— Start —

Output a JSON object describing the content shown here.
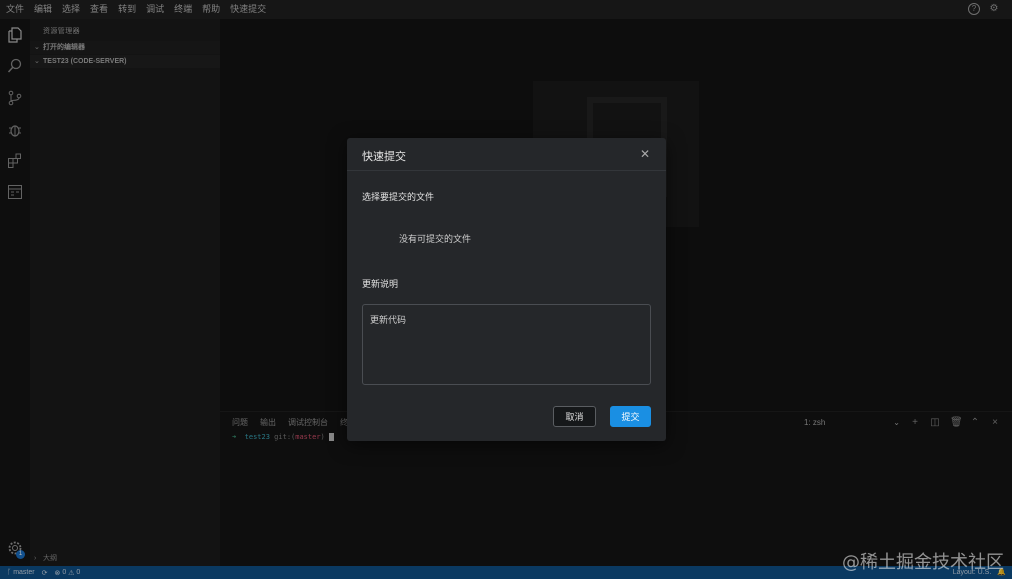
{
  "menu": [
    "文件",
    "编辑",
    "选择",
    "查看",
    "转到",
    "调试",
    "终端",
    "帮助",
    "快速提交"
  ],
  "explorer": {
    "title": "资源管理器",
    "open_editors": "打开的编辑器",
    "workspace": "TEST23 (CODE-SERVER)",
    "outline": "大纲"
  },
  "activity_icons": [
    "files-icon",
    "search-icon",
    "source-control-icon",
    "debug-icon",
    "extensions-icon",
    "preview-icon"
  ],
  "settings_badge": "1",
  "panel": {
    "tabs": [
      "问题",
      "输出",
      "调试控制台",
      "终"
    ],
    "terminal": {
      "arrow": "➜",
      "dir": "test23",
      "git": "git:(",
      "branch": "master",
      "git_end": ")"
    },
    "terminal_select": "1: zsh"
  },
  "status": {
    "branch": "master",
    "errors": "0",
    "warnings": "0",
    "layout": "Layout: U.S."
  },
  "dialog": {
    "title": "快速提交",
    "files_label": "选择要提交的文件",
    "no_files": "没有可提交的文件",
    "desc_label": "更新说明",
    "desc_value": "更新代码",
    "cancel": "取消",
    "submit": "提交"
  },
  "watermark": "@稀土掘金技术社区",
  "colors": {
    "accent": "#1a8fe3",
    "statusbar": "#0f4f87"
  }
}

— End —

◆ Exercise description:
Leave the pictures out and output the rest of the listing exactly.

◆ Worked solution:
Output a JSON object describing the content shown here.
{
  "menu": [
    "文件",
    "编辑",
    "选择",
    "查看",
    "转到",
    "调试",
    "终端",
    "帮助",
    "快速提交"
  ],
  "explorer": {
    "title": "资源管理器",
    "open_editors": "打开的编辑器",
    "workspace": "TEST23 (CODE-SERVER)",
    "outline": "大纲"
  },
  "activity_icons": [
    "files-icon",
    "search-icon",
    "source-control-icon",
    "debug-icon",
    "extensions-icon",
    "preview-icon"
  ],
  "settings_badge": "1",
  "panel": {
    "tabs": [
      "问题",
      "输出",
      "调试控制台",
      "终"
    ],
    "terminal": {
      "arrow": "➜",
      "dir": "test23",
      "git": "git:(",
      "branch": "master",
      "git_end": ")"
    },
    "terminal_select": "1: zsh"
  },
  "status": {
    "branch": "master",
    "errors": "0",
    "warnings": "0",
    "layout": "Layout: U.S."
  },
  "dialog": {
    "title": "快速提交",
    "files_label": "选择要提交的文件",
    "no_files": "没有可提交的文件",
    "desc_label": "更新说明",
    "desc_value": "更新代码",
    "cancel": "取消",
    "submit": "提交"
  },
  "watermark": "@稀土掘金技术社区",
  "colors": {
    "accent": "#1a8fe3",
    "statusbar": "#0f4f87"
  }
}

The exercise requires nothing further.